* SUPPLIED DATA
--- START ---
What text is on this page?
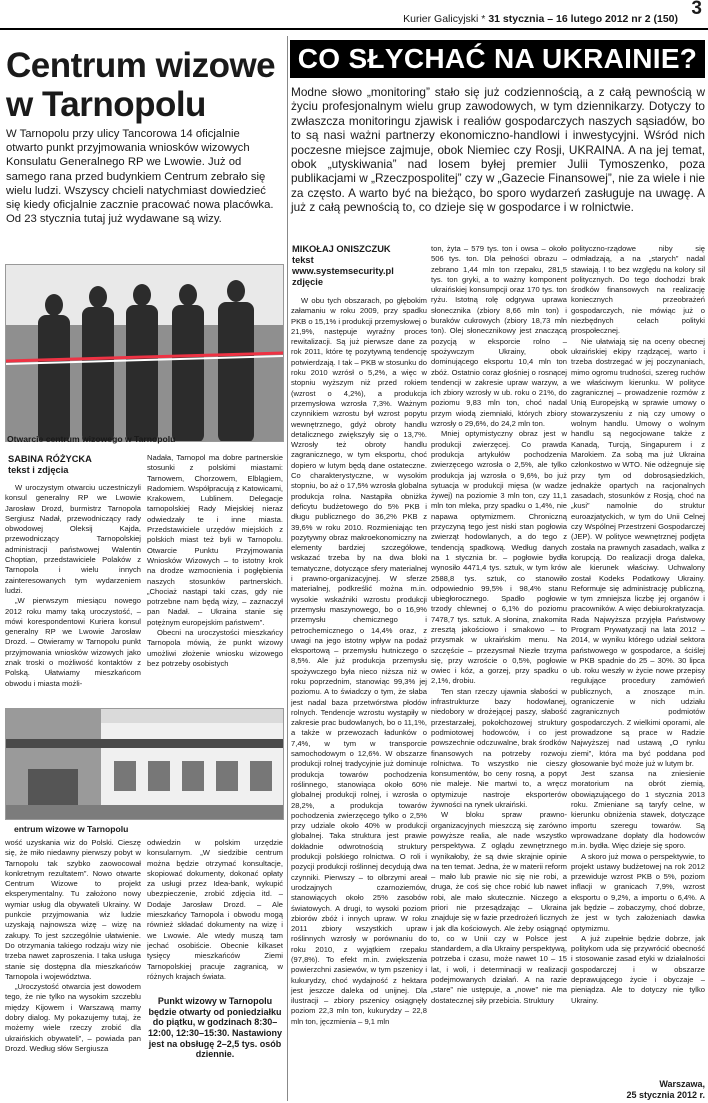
Kurier Galicyjski * 31 stycznia – 16 lutego 2012 nr 2 (150) 3
Centrum wizowe w Tarnopolu
W Tarnopolu przy ulicy Tancorowa 14 oficjalnie otwarto punkt przyjmowania wniosków wizowych Konsulatu Generalnego RP we Lwowie. Już od samego rana przed budynkiem Centrum zebrało się wielu ludzi. Wszyscy chcieli natychmiast dowiedzieć się kiedy oficjalnie zacznie pracować nowa placówka. Od 23 stycznia tutaj już wydawane są wizy.
Otwarcie centrum wizowego w Tarnopolu
SABINA RÓŻYCKA
tekst i zdjęcia

W uroczystym otwarciu uczestniczyli konsul generalny RP we Lwowie Jarosław Drozd, burmistrz Tarnopola Sergiusz Nadał, przewodniczący rady obwodowej Oleksij Kajda, przewodniczący Tarnopolskiej administracji państwowej Walentin Choptian, przedstawiciele Polaków z Tarnopola i wielu innych zainteresowanych tym wydarzeniem ludzi.

„W pierwszym miesiącu nowego 2012 roku mamy taką uroczystość, – mówi korespondentowi Kuriera konsul generalny RP we Lwowie Jarosław Drozd. – Otwieramy w Tarnopolu punkt przyjmowania wniosków wizowych jako znak troski o możliwość kontaktów z Polską. Ułatwiamy mieszkańcom obwodu i miasta możli-

Nadała, Tarnopol ma dobre partnerskie stosunki z polskimi miastami: Tarnowem, Chorzowem, Elblągiem, Radomiem. Współpracują z Katowicami, Krakowem, Lublinem. Delegacje tarnopolskiej Rady Miejskiej nieraz odwiedzały te i inne miasta. Przedstawiciele urzędów miejskich z polskich miast też byli w Tarnopolu. Otwarcie Punktu Przyjmowania Wniosków Wizowych – to istotny krok na drodze wzmocnienia i pogłębienia naszych stosunków partnerskich. „Chociaż nastąpi taki czas, gdy nie potrzebne nam będą wizy, – zaznaczył pan Nadał. – Ukraina stanie się potężnym europejskim państwem”.

Obecni na uroczystości mieszkańcy Tarnopola mówią, że punkt wizowy umożliwi złożenie wniosku wizowego bez potrzeby osobistych

entrum wizowe w Tarnopolu

wość uzyskania wiz do Polski. Cieszę się, że miło niedawny pierwszy pobyt w Tarnopolu tak szybko zaowocował konkretnym rezultatem”. Nowo otwarte Centrum Wizowe to projekt eksperymentalny. Tu założono nowy wymiar usług dla obywateli Ukrainy. W punkcie przyjmowania wiz ludzie uzyskają najnowsza wizę – wizę na zakupy. To jest szczególnie ułatwienie. Do otrzymania takiego rodzaju wizy nie trzeba nawet zaproszenia. I taka usługa stanie się dostępna dla mieszkańców Tarnopola i województwa.

„Uroczystość otwarcia jest dowodem tego, że nie tylko na wysokim szczeblu między Kijowem i Warszawą mamy dobry dialog. My pokazujemy tutaj, że możemy wiele rzeczy zrobić dla ukraińskich obywateli”, – powiada pan Drozd. Według słów Sergiusza

odwiedzin w polskim urzędzie konsularnym. „W siedzibie centrum można będzie otrzymać konsultacje, skopiować dokumenty, dokonać opłaty za usługi przez Idea-bank, wykupić ubezpieczenie, zrobić zdjęcia itd. – Dodaje Jarosław Drozd. – Ale mieszkańcy Tarnopola i obwodu mogą również składać dokumenty na wizę i we Lwowie. Ale wtedy muszą tam jechać osobiście. Obecnie kilkaset tysięcy mieszkańców Ziemi Tarnopolskiej pracuje zagranicą, w różnych krajach świata.

Punkt wizowy w Tarnopolu będzie otwarty od poniedziałku do piątku, w godzinach 8:30–12:00, 12:30–15:30. Nastawiony jest na obsługę 2–2,5 tys. osób dziennie.

CO SŁYCHAĆ NA UKRAINIE?
Modne słowo „monitoring” stało się już codziennością, a z całą pewnością w życiu profesjonalnym wielu grup zawodowych, w tym dziennikarzy. Dotyczy to zwłaszcza monitoringu zjawisk i realiów gospodarczych naszych sąsiadów, bo to są nasi ważni partnerzy ekonomiczno-handlowi i inwestycyjni. Wśród nich poczesne miejsce zajmuje, obok Niemiec czy Rosji, UKRAINA. A na jej temat, obok „utyskiwania” nad losem byłej premier Julii Tymoszenko, poza publikacjami w „Rzeczpospolitej” czy w „Gazecie Finansowej”, nie za wiele i nie za często. A warto być na bieżąco, bo sporo wydarzeń zasługuje na uwagę. A już z całą pewnością to, co dzieje się w gospodarce i w rolnictwie.
MIKOŁAJ ONISZCZUK
tekst
www.systemsecurity.pl
zdjęcie

W obu tych obszarach, po głębokim załamaniu w roku 2009, przy spadku PKB o 15,1% i produkcji przemysłowej o 21,9%, następuje wyraźny proces rewitalizacji. Są już pierwsze dane za rok 2011, które tę pozytywną tendencję potwierdzają. I tak – PKB w stosunku do roku 2010 wzrósł o 5,2%, a więc w stopniu wyższym niż przed rokiem (wzrost o 4,2%), a produkcja przemysłowa wzrosła 7,3%. Ważnym czynnikiem wzrostu był wzrost popytu wewnętrznego, gdyż obroty handlu detalicznego zwiększyły się o 13,7%. Wzrosły też obroty handlu zagranicznego, w tym eksportu, choć dopiero w lutym będą dane ostateczne. Co charakterystyczne, w wysokim stopniu, bo aż o 17,5% wzrosła globalna produkcja rolna. Nastąpiła obniżka deficytu budżetowego do 5% PKB i długu publicznego do 36,2% PKB z 39,6% w roku 2010. Rozmieniając ten pozytywny obraz makroekonomiczny na elementy bardziej szczegółowe, wskazać trzeba by na dwa bloki tematyczne, dotyczące sfery materialnej i prawno-organizacyjnej. W sferze materialnej, podkreślić można m.in. wysokie wskaźniki wzrostu produkcji przemysłu maszynowego, bo o 16,9% przemysłu chemicznego i petrochemicznego o 14,4% oraz, z uwagi na jego istotny wpływ na podaż eksportową – przemysłu hutniczego o 8,5%. Ale już produkcja przemysłu spożywczego była nieco niższa niż w roku poprzednim, stanowiąc 99,3% jej poziomu. A to świadczy o tym, że słaba jest nadal baza przetwórstwa płodów rolnych. Tendencje wzrostu wystąpiły w zakresie prac budowlanych, bo o 11,1%, a także w przewozach ładunków o 7,4%, w tym w transporcie samochodowym o 12,6%. W obszarze produkcji rolnej tradycyjnie już dominuje produkcja towarów pochodzenia roślinnego, stanowiąca około 60% globalnej produkcji rolnej, i wzrosła o 28,2%, a produkcja towarów pochodzenia zwierzęcego tylko o 2,5% przy udziale około 40% w produkcji globalnej. Taka struktura jest prawie dokładnie odwrotnością struktury produkcji polskiego rolnictwa. O roli i pozycji produkcji roślinnej decydują dwa czynniki. Pierwszy – to olbrzymi areał urodzajnych czarnoziemów, stanowiących około 25% zasobów światowych. A drugi, to wysoki poziom zbiorów zbóż i innych upraw. W roku 2011 zbiory wszystkich upraw roślinnych wzrosły w porównaniu do roku 2010, z wyjątkiem rzepaku (97,8%). To efekt m.in. zwiększenia powierzchni zasiewów, w tym pszenicy i kukurydzy, choć wydajność z hektara jest jeszcze daleka od unijnej. Dla ilustracji – zbiory pszenicy osiągnęły poziom 22,3 mln ton, kukurydzy – 22,8 mln ton, jęczmienia – 9,1 mln

ton, żyta – 579 tys. ton i owsa – około 506 tys. ton. Dla pełności obrazu – zebrano 1,44 mln ton rzepaku, 281,5 tys. ton gryki, a to ważny komponent ukraińskiej konsumpcji oraz 170 tys. ton ryżu. Istotną rolę odgrywa uprawa słonecznika (zbiory 8,66 mln ton) i buraków cukrowych (zbiory 18,73 mln ton). Olej słonecznikowy jest znaczącą pozycją w eksporcie rolno – spożywczym Ukrainy, obok dominującego eksportu 10,4 mln ton zbóż. Ostatnio coraz głośniej o rosnącej tendencji w zakresie upraw warzyw, a ich zbiory wzrosły w ub. roku o 21%, do poziomu 9,83 mln ton, choć nadal przym wiodą ziemniaki, których zbiory wzrosły o 29,6%, do 24,2 mln ton.

Mniej optymistyczny obraz jest w produkcji zwierzęcej. Co prawda produkcja artykułów pochodzenia zwierzęcego wzrosła o 2,5%, ale tylko produkcja jaj wzrosła o 9,6%, bo już sytuacja w produkcji mięsa (w wadze żywej) na poziomie 3 mln ton, czy 11,1 mln ton mleka, przy spadku o 1,4%, nie napawa optymizmem. Chroniczną przyczyną tego jest niski stan pogłowia zwierząt hodowlanych, a do tego z tendencją spadkową. Według danych na 1 stycznia br. – pogłowie bydła wynosiło 4471,4 tys. sztuk, w tym krów 2588,8 tys. sztuk, co stanowiło odpowiednio 99,5% i 98,4% stanu ubiegłorocznego. Spadło pogłowie trzody chlewnej o 6,1% do poziomu 7478,7 tys. sztuk. A słonina, znakomita zresztą jakościowo i smakowo – to przysmak w ukraińskim menu. Na szczęście – przezysmał Niezłe trzyma się, przy wzroście o 0,5%, pogłowie owiec i kóz, a gorzej, przy spadku o 2,1%, drobiu.

Ten stan rzeczy ujawnia słabości w infrastrukturze bazy hodowlanej, niedobory w drożejącej paszy, słabość przestarzałej, pokołchozowej struktury podmiotowej hodowców, i co jest powszechnie odczuwalne, brak środków finansowych na potrzeby rozwoju rolnictwa. To wszystko nie cieszy konsumentów, bo ceny rosną, a popyt nie maleje. Nie martwi to, a wręcz optymizuje nastroje eksporterów żywności na rynek ukraiński.

W bloku spraw prawno-organizacyjnych mieszczą się zarówno powyższe realia, ale nade wszystko perspektywa. Z oglądu zewnętrznego wynikałoby, że są dwie skrajnie opinie na ten temat. Jedna, że w materii reform – mało lub prawie nic się nie robi, a druga, że coś się chce robić lub nawet robi, ale mało skutecznie. Niczego a priori nie przesądzając – Ukraina znajduje się w fazie przedrożeń licznych i jak dla kościowych. Ale żeby osiągnąć to, co w Unii czy w Polsce jest standardem, a dla Ukrainy perspektywą, potrzeba i czasu, może nawet 10 – 15 lat, i woli, i determinacji w realizacji podejmowanych działań. A na razie „stare” nie ustępuje, a „nowe” nie ma dostatecznej siły przebicia. Struktury

polityczno-rządowe niby się odmładzają, a na „starych” nadal stawiają. I to bez względu na kolory sil politycznych. Do tego dochodzi brak środków finansowych na realizację koniecznych przeobrażeń gospodarczych, nie mówiąc już o niezbędnych celach polityki prospołecznej.

Nie ułatwiają się na oceny obecnej ukraińskiej ekipy rządzącej, warto i trzeba dostrzegać w jej poczynaniach, mimo ogromu trudności, szereg ruchów we właściwym kierunku. W polityce zagranicznej – prowadzenie rozmów z Unią Europejską w sprawie umowy o stowarzyszeniu z nią czy umowy o wolnym handlu. Umowy o wolnym handlu są negocjowane także z Kanadą, Turcją, Singapurem i z Marokiem. Za sobą ma już Ukraina członkostwo w WTO. Nie odżegnuje się przy tym od dobrosąsiedzkich, jednakże opartych na racjonalnych zasadach, stosunków z Rosją, choć na „kusi” namolnie do struktur euroazjatyckich, w tym do Unii Celnej czy Wspólnej Przestrzeni Gospodarczej (JEP). W polityce wewnętrznej podjęta została na prawnych zasadach, walka z korupcją. Do realizacji droga daleka, ale kierunek właściwy. Uchwalony został Kodeks Podatkowy Ukrainy. Reformuje się administrację publiczną, w tym zmniejsza liczbę jej organów i pracowników. A więc debiurokratyzacja. Rada Najwyższa przyjęła Państwowy Program Prywatyzacji na lata 2012 – 2014, w wyniku którego udział sektora państwowego w gospodarce, a ściślej w PKB spadnie do 25 – 30%. 30 lipca ub. roku weszły w życie nowe przepisy regulujące procedury zamówień publicznych, a znoszące m.in. ograniczenie w nich udziału zagranicznych podmiotów gospodarczych. Z wielkimi oporami, ale prowadzone są prace w Radzie Najwyższej nad ustawą „O rynku ziemi”, która ma być poddana pod głosowanie być może już w lutym br.

Jest szansa na zniesienie moratorium na obrót ziemią, obowiązującego do 1 stycznia 2013 roku. Zmieniane są taryfy celne, w kierunku obniżenia stawek, dotyczące importu szeregu towarów. Są wprowadzane dopłaty dla hodowców m.in. bydła. Więc dzieje się sporo.

A skoro już mowa o perspektywie, to projekt ustawy budżetowej na rok 2012 przewiduje wzrost PKB o 5%, poziom inflacji w granicach 7,9%, wzrost eksportu o 9,2%, a importu o 6,4%. A jak będzie – zobaczymy, choć dobrze, że jest w tych założeniach dawka optymizmu.

A już zupełnie będzie dobrze, jak politykom uda się przywrócić obecność i stosowanie zasad etyki w działalności gospodarczej i w obszarze deprawującego życie i obyczaje – pieniądza. Ale to dotyczy nie tylko Ukrainy.

Warszawa,
25 stycznia 2012 r.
--- END ---
* EXERCISE REQUIREMENTS
Extract each line from the listing that holds the word "Tarnopolu".

* ANSWER TO THIS PROBLEM
Centrum wizowe w Tarnopolu
W Tarnopolu przy ulicy Tancorowa 14 oficjalnie otwarto punkt przyjmowania wniosków wizowych Konsulatu Generalnego RP we Lwowie. Już od samego rana przed budynkiem Centrum zebrało się wielu ludzi. Wszyscy chcieli natychmiast dowiedzieć się kiedy oficjalnie zacznie pracować nowa placówka. Od 23 stycznia tutaj już wydawane są wizy.
Otwarcie centrum wizowego w Tarnopolu
„W pierwszym miesiącu nowego 2012 roku mamy taką uroczystość, – mówi korespondentowi Kuriera konsul generalny RP we Lwowie Jarosław Drozd. – Otwieramy w Tarnopolu punkt przyjmowania wniosków wizowych jako znak troski o możliwość kontaktów z Polską. Ułatwiamy mieszkańcom obwodu i miasta możli-
Nadała, Tarnopol ma dobre partnerskie stosunki z polskimi miastami: Tarnowem, Chorzowem, Elblągiem, Radomiem. Współpracują z Katowicami, Krakowem, Lublinem. Delegacje tarnopolskiej Rady Miejskiej nieraz odwiedzały te i inne miasta. Przedstawiciele urzędów miejskich z polskich miast też byli w Tarnopolu. Otwarcie Punktu Przyjmowania Wniosków Wizowych – to istotny krok na drodze wzmocnienia i pogłębienia naszych stosunków partnerskich. „Chociaż nastąpi taki czas, gdy nie potrzebne nam będą wizy, – zaznaczył pan Nadał. – Ukraina stanie się potężnym europejskim państwem”.
entrum wizowe w Tarnopolu
wość uzyskania wiz do Polski. Cieszę się, że miło niedawny pierwszy pobyt w Tarnopolu tak szybko zaowocował konkretnym rezultatem”. Nowo otwarte Centrum Wizowe to projekt eksperymentalny. Tu założono nowy wymiar usług dla obywateli Ukrainy. W punkcie przyjmowania wiz ludzie uzyskają najnowsza wizę – wizę na zakupy. To jest szczególnie ułatwienie. Do otrzymania takiego rodzaju wizy nie trzeba nawet zaproszenia. I taka usługa stanie się dostępna dla mieszkańców Tarnopola i województwa.
Punkt wizowy w Tarnopolu będzie otwarty od poniedziałku do piątku, w godzinach 8:30–12:00, 12:30–15:30. Nastawiony jest na obsługę 2–2,5 tys. osób dziennie.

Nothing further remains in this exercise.